**GIVEN TEXT:**
[Start]

Foreign minister Zarif: condemned Netanyahu’s ‘fake history’ (AFP: Kristof Stache)

Iranian Foreign Minister Mohammed Javad Zarif has accused Prime Minister Benjamin Netanyahu of distorting history by repeatedly saying that modern Iran, like ancient Persia, is bent on annihilating the Jewish people. How could that be so, he claims, when Persia ‘saved’ the Jews on several occasions? Michael Rubin asks if Iran really respects Jews in Commentary (with thanks: Lily): 

Mohammad Javad Zarif, Iran’s foreign minister, took to Twitter earlier this week to castigate Israeli Prime Minister Benjamin Netanyahu for propagating what Zarif termed “fake history.” The offense Zarif protested was the Israeli prime minister’s decision to draw allusions between the story of Purim and the present day. “To sell bigoted lies against a nation which has saved Jews three times, Netanyahu resorting to fake history [and] falsifying Torah. Force of habit,” the Iranian foreign minister declared.

Zarif’s rebuke of Netanyahu was enough to win applause in some circles, but those who buy into the myth of an Iranian haven for Jews should think again.

Take the modern day. How often have pundits talked about the Islamic Republic’s supposed tolerance for Jews by citing the fact that Iran’s parliament has a Jewish representative or that Iran is home to perhaps 20,000 Jews, supposedly the second-greatest Jewish population in the Middle East besides Israel?

[End]

**INFORMATION PROVIDED:**
[Start]

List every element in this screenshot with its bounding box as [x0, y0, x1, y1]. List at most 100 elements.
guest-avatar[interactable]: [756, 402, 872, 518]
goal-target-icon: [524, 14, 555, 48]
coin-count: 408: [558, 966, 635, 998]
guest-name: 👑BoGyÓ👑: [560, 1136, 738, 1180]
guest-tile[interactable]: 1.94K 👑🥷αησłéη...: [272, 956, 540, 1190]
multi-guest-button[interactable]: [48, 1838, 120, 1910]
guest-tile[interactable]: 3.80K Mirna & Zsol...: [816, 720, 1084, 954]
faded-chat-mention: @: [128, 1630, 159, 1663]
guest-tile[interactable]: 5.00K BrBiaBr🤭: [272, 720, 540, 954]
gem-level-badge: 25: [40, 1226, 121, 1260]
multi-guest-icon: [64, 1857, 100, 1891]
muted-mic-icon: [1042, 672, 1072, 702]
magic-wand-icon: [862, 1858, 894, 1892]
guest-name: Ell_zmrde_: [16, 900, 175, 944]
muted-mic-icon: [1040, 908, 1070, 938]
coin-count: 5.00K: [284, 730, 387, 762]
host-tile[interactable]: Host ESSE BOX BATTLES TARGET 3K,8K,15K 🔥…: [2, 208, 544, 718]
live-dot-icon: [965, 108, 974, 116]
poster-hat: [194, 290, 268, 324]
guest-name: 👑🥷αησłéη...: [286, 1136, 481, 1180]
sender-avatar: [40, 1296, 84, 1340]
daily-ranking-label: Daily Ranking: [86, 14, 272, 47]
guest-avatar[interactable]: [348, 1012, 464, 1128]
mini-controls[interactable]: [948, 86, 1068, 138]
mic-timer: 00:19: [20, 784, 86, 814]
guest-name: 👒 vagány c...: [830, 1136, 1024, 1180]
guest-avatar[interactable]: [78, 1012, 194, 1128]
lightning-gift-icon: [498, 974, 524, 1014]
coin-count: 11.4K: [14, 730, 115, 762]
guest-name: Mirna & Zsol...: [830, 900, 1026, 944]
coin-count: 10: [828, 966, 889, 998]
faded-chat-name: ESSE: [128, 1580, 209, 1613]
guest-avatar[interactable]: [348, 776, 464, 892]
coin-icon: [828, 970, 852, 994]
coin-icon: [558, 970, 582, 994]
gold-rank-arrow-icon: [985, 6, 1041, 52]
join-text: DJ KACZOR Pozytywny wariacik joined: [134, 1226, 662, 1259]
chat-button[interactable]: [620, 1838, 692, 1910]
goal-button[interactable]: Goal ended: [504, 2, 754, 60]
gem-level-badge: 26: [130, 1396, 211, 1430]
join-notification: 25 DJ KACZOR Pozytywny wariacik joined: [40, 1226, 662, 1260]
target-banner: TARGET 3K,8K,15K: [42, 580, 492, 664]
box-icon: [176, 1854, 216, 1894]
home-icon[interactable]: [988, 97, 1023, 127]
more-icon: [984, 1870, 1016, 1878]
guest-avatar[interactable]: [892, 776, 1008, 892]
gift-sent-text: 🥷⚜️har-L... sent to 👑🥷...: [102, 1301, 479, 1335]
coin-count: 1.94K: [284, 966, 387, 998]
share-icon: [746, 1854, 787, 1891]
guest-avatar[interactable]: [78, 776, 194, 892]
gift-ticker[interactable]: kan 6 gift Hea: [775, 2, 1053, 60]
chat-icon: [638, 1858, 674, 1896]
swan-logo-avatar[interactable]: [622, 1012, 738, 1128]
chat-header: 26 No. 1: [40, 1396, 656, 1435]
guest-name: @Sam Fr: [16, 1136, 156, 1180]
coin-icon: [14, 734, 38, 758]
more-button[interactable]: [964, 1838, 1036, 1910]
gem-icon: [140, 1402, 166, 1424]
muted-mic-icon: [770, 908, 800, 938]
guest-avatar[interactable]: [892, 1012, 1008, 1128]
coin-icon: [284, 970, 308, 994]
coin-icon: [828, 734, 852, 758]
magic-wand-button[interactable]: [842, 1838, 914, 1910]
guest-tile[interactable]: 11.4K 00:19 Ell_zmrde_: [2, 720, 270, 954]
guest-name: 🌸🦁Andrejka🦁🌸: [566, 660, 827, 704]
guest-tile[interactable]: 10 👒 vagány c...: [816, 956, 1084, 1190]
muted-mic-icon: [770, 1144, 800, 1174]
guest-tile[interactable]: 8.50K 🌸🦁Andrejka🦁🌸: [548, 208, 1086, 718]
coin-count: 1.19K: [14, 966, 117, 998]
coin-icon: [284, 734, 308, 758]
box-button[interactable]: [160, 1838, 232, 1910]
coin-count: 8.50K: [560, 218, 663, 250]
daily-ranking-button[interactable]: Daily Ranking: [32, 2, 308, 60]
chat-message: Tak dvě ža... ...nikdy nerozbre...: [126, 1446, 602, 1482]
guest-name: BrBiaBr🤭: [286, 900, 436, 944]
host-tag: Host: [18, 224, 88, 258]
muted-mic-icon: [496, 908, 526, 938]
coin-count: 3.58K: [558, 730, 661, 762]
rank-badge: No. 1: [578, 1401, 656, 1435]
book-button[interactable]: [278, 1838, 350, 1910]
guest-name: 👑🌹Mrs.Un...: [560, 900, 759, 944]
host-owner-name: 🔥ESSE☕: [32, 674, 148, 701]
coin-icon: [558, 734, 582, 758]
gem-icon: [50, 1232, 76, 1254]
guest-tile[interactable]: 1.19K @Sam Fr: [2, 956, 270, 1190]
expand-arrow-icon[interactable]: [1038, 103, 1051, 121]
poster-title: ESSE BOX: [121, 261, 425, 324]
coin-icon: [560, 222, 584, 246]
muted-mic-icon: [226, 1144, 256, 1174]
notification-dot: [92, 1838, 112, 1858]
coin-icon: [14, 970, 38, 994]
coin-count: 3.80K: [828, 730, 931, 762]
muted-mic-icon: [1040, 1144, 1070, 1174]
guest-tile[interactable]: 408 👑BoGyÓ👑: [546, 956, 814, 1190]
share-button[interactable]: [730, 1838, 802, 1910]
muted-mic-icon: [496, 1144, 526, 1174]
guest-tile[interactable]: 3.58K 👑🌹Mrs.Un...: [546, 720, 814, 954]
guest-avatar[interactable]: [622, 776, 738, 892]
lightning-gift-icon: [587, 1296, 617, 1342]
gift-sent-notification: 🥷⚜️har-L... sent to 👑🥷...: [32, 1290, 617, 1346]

[End]

**THE TASKS:**
(a) According to the Zarif text, how many times does Zarif say his nation has saved Jews?
(b) List every person named in the Zarif text.
(c) Rewrite the paragraph of the Zarif text that begins "Mohammad Javad Zarif, Iran's foreign minister, took to Twitter" as a short bulleted list that keeps its main facts.

**CORRECT ANSWERS:**
(a) Three times.

(b)
- Mohammed Javad Zarif (also spelled Mohammad Javad Zarif)
- Benjamin Netanyahu
- Kristof Stache
- Michael Rubin
- Lily

(c)
- Iran's foreign minister, Mohammad Javad Zarif, used Twitter earlier this week to criticize Israeli Prime Minister Benjamin Netanyahu for spreading what Zarif called "fake history."
- Zarif objected to Netanyahu drawing parallels between the Purim story and the present day.
- Zarif accused Netanyahu of using fake history and falsifying the Torah to "sell bigoted lies" against a nation that "has saved Jews three times," calling it "force of habit."